* **Data provided**:

___

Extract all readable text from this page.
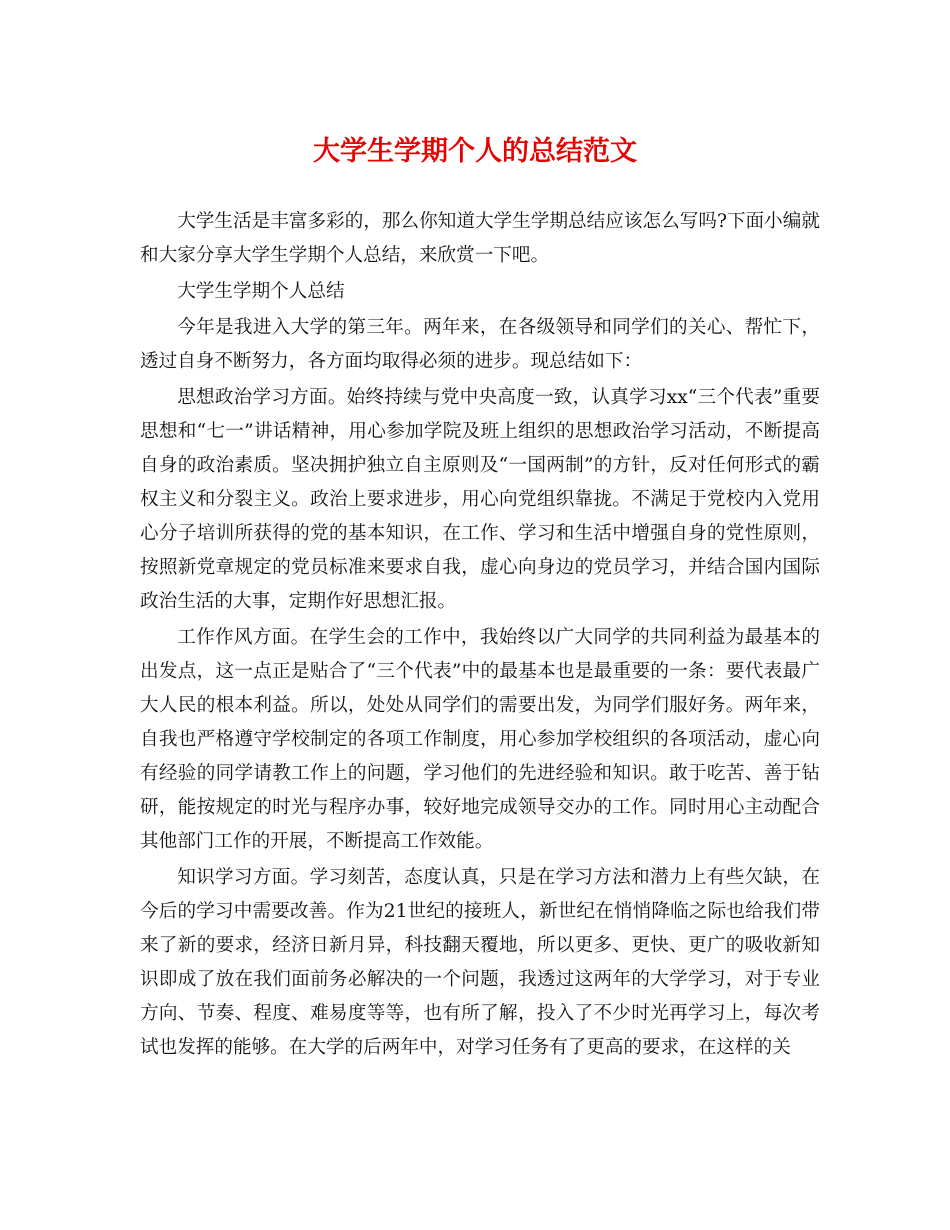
大学生学期个人的总结范文

大学生活是丰富多彩的，那么你知道大学生学期总结应该怎么写吗?下面小编就和大家分享大学生学期个人总结，来欣赏一下吧。

大学生学期个人总结

今年是我进入大学的第三年。两年来，在各级领导和同学们的关心、帮忙下，透过自身不断努力，各方面均取得必须的进步。现总结如下：

思想政治学习方面。始终持续与党中央高度一致，认真学习xx“三个代表”重要思想和“七一”讲话精神，用心参加学院及班上组织的思想政治学习活动，不断提高自身的政治素质。坚决拥护独立自主原则及“一国两制”的方针，反对任何形式的霸权主义和分裂主义。政治上要求进步，用心向党组织靠拢。不满足于党校内入党用心分子培训所获得的党的基本知识，在工作、学习和生活中增强自身的党性原则，按照新党章规定的党员标准来要求自我，虚心向身边的党员学习，并结合国内国际政治生活的大事，定期作好思想汇报。

工作作风方面。在学生会的工作中，我始终以广大同学的共同利益为最基本的出发点，这一点正是贴合了“三个代表”中的最基本也是最重要的一条：要代表最广大人民的根本利益。所以，处处从同学们的需要出发，为同学们服好务。两年来，自我也严格遵守学校制定的各项工作制度，用心参加学校组织的各项活动，虚心向有经验的同学请教工作上的问题，学习他们的先进经验和知识。敢于吃苦、善于钻研，能按规定的时光与程序办事，较好地完成领导交办的工作。同时用心主动配合其他部门工作的开展，不断提高工作效能。

知识学习方面。学习刻苦，态度认真，只是在学习方法和潜力上有些欠缺，在今后的学习中需要改善。作为21世纪的接班人，新世纪在悄悄降临之际也给我们带来了新的要求，经济日新月异，科技翻天覆地，所以更多、更快、更广的吸收新知识即成了放在我们面前务必解决的一个问题，我透过这两年的大学学习，对于专业方向、节奏、程度、难易度等等，也有所了解，投入了不少时光再学习上，每次考试也发挥的能够。在大学的后两年中，对学习任务有了更高的要求，在这样的关
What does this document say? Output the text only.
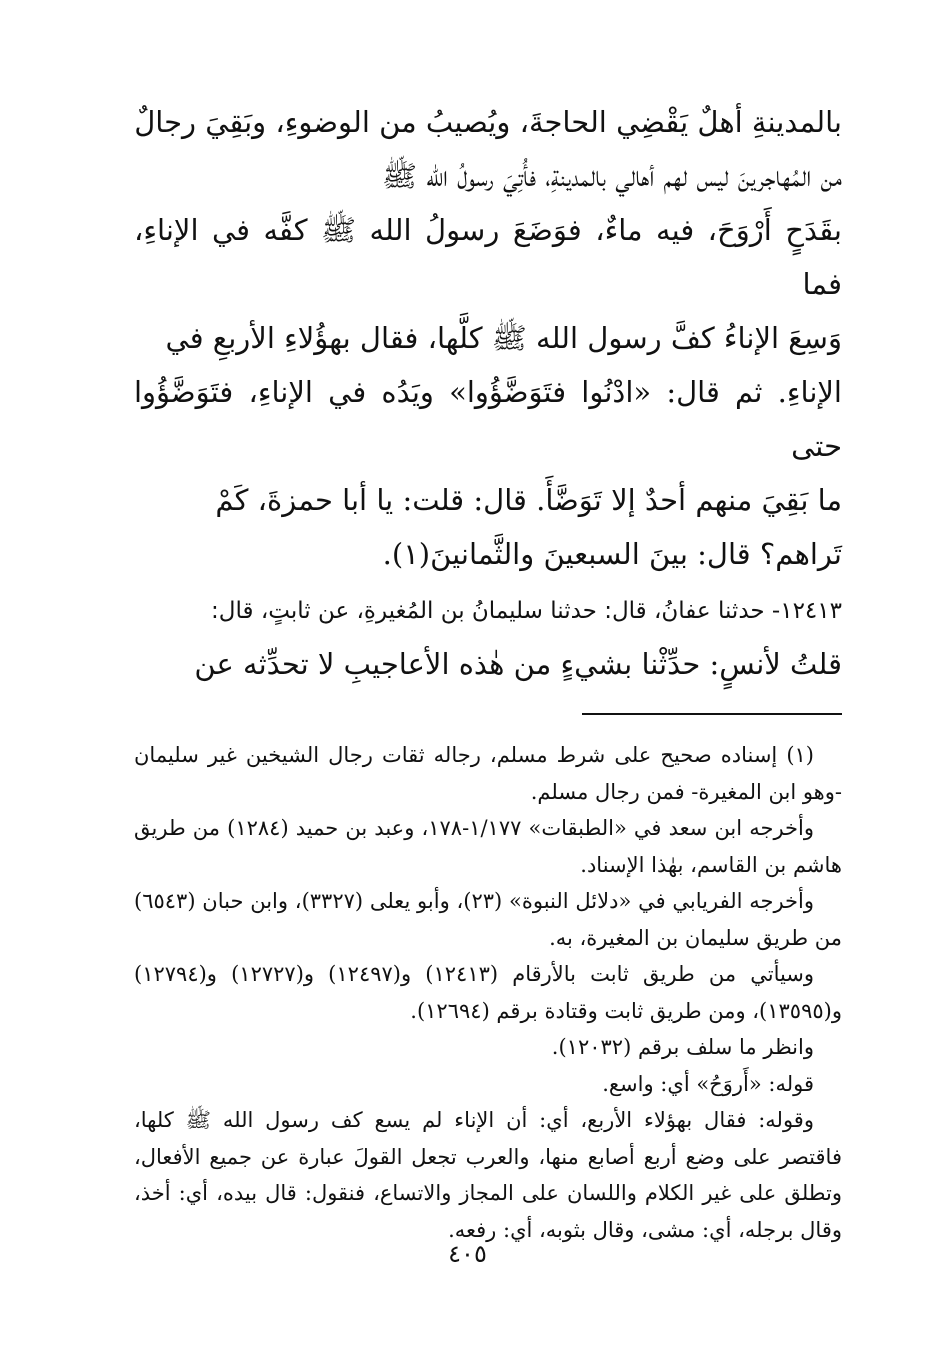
بالمدينةِ أهلٌ يَقْضِي الحاجةَ، ويُصيبُ من الوضوءِ، وبَقِيَ رجالٌ

من المُهاجرينَ ليس لهم أهالي بالمدينةِ، فأُتِيَ رسولُ الله ﷺ

بقَدَحٍ أَرْوَحَ، فيه ماءٌ، فوَضَعَ رسولُ الله ﷺ كفَّه في الإناءِ، فما

وَسِعَ الإناءُ كفَّ رسول الله ﷺ كلَّها، فقال بهؤُلاءِ الأربعِ في

الإناءِ. ثم قال: «ادْنُوا فتَوَضَّؤُوا» ويَدُه في الإناءِ، فتَوَضَّؤُوا حتى

ما بَقِيَ منهم أحدٌ إلا تَوَضَّأَ. قال: قلت: يا أبا حمزةَ، كَمْ

تَراهم؟ قال: بينَ السبعينَ والثَّمانينَ(١).

١٢٤١٣- حدثنا عفانُ، قال: حدثنا سليمانُ بن المُغيرةِ، عن ثابتٍ، قال:
قلتُ لأنسٍ: حدِّثْنا بشيءٍ من هٰذه الأعاجيبِ لا تحدِّثه عن

(١) إسناده صحيح على شرط مسلم، رجاله ثقات رجال الشيخين غير سليمان -وهو ابن المغيرة- فمن رجال مسلم.

وأخرجه ابن سعد في «الطبقات» ١/١٧٧-١٧٨، وعبد بن حميد (١٢٨٤) من طريق هاشم بن القاسم، بهٰذا الإسناد.

وأخرجه الفريابي في «دلائل النبوة» (٢٣)، وأبو يعلى (٣٣٢٧)، وابن حبان (٦٥٤٣) من طريق سليمان بن المغيرة، به.

وسيأتي من طريق ثابت بالأرقام (١٢٤١٣) و(١٢٤٩٧) و(١٢٧٢٧) و(١٢٧٩٤) و(١٣٥٩٥)، ومن طريق ثابت وقتادة برقم (١٢٦٩٤).

وانظر ما سلف برقم (١٢٠٣٢).

قوله: «أَروَحُ» أي: واسع.

وقوله: فقال بهؤلاء الأربع، أي: أن الإناء لم يسع كف رسول الله ﷺ كلها، فاقتصر على وضع أربع أصابع منها، والعرب تجعل القولَ عبارة عن جميع الأفعال، وتطلق على غير الكلام واللسان على المجاز والاتساع، فنقول: قال بيده، أي: أخذ، وقال برجله، أي: مشى، وقال بثوبه، أي: رفعه.

٤٠٥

___

* **Task statement**: Across the data above, how many lines include the word "ثابت"? Give only the count.

* **Response**: 2